** Start RECORDS **

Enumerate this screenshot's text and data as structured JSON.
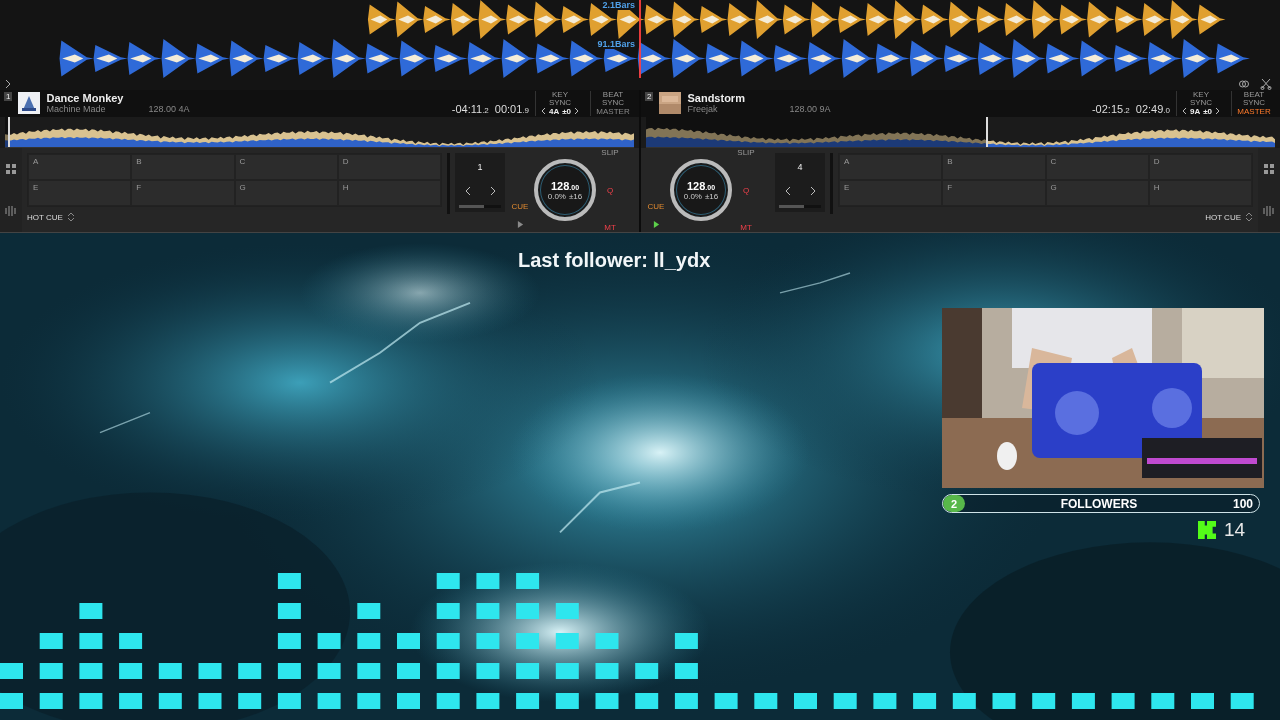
{
  "waveforms": [
    {
      "label": "2.1Bars"
    },
    {
      "label": "91.1Bars"
    }
  ],
  "decks": [
    {
      "number": "1",
      "title": "Dance Monkey",
      "artist": "Machine Made",
      "bpm_key": "128.00 4A",
      "remaining": "-04:11",
      "remaining_fraction": ".2",
      "elapsed": "00:01",
      "elapsed_fraction": ".9",
      "key_sync_label": "KEY SYNC",
      "key": "4A",
      "key_shift": "±0",
      "beat_sync_label": "BEAT SYNC",
      "master_label": "MASTER",
      "master": false,
      "level": 0.005,
      "hot_cues": [
        "A",
        "B",
        "C",
        "D",
        "E",
        "F",
        "G",
        "H"
      ],
      "pad_mode": "HOT CUE",
      "loop": "1",
      "cue": "CUE",
      "playing": false,
      "bpm": "128",
      "bpm_fraction": ".00",
      "pitch": "0.0%",
      "range": "±16",
      "slip": "SLIP",
      "quantize": "Q",
      "mt": "MT"
    },
    {
      "number": "2",
      "title": "Sandstorm",
      "artist": "Freejak",
      "bpm_key": "128.00 9A",
      "remaining": "-02:15",
      "remaining_fraction": ".2",
      "elapsed": "02:49",
      "elapsed_fraction": ".0",
      "key_sync_label": "KEY SYNC",
      "key": "9A",
      "key_shift": "±0",
      "beat_sync_label": "BEAT SYNC",
      "master_label": "MASTER",
      "master": true,
      "level": 0.54,
      "hot_cues": [
        "A",
        "B",
        "C",
        "D",
        "E",
        "F",
        "G",
        "H"
      ],
      "pad_mode": "HOT CUE",
      "loop": "4",
      "cue": "CUE",
      "playing": true,
      "bpm": "128",
      "bpm_fraction": ".00",
      "pitch": "0.0%",
      "range": "±16",
      "slip": "SLIP",
      "quantize": "Q",
      "mt": "MT"
    }
  ],
  "overlay": {
    "last_follower": "Last follower: ll_ydx",
    "followers": {
      "count": "2",
      "label": "FOLLOWERS",
      "goal": "100",
      "level": 0.02
    },
    "kick_count": "14"
  }
}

** End RECORDS **

From the entries above, output every line exactly and omit any image.

Enumerate this screenshot's text and data as structured JSON.
{
  "waveforms": [
    {
      "label": "2.1Bars"
    },
    {
      "label": "91.1Bars"
    }
  ],
  "decks": [
    {
      "number": "1",
      "title": "Dance Monkey",
      "artist": "Machine Made",
      "bpm_key": "128.00 4A",
      "remaining": "-04:11",
      "remaining_fraction": ".2",
      "elapsed": "00:01",
      "elapsed_fraction": ".9",
      "key_sync_label": "KEY SYNC",
      "key": "4A",
      "key_shift": "±0",
      "beat_sync_label": "BEAT SYNC",
      "master_label": "MASTER",
      "master": false,
      "level": 0.005,
      "hot_cues": [
        "A",
        "B",
        "C",
        "D",
        "E",
        "F",
        "G",
        "H"
      ],
      "pad_mode": "HOT CUE",
      "loop": "1",
      "cue": "CUE",
      "playing": false,
      "bpm": "128",
      "bpm_fraction": ".00",
      "pitch": "0.0%",
      "range": "±16",
      "slip": "SLIP",
      "quantize": "Q",
      "mt": "MT"
    },
    {
      "number": "2",
      "title": "Sandstorm",
      "artist": "Freejak",
      "bpm_key": "128.00 9A",
      "remaining": "-02:15",
      "remaining_fraction": ".2",
      "elapsed": "02:49",
      "elapsed_fraction": ".0",
      "key_sync_label": "KEY SYNC",
      "key": "9A",
      "key_shift": "±0",
      "beat_sync_label": "BEAT SYNC",
      "master_label": "MASTER",
      "master": true,
      "level": 0.54,
      "hot_cues": [
        "A",
        "B",
        "C",
        "D",
        "E",
        "F",
        "G",
        "H"
      ],
      "pad_mode": "HOT CUE",
      "loop": "4",
      "cue": "CUE",
      "playing": true,
      "bpm": "128",
      "bpm_fraction": ".00",
      "pitch": "0.0%",
      "range": "±16",
      "slip": "SLIP",
      "quantize": "Q",
      "mt": "MT"
    }
  ],
  "overlay": {
    "last_follower": "Last follower: ll_ydx",
    "followers": {
      "count": "2",
      "label": "FOLLOWERS",
      "goal": "100",
      "level": 0.02
    },
    "kick_count": "14"
  }
}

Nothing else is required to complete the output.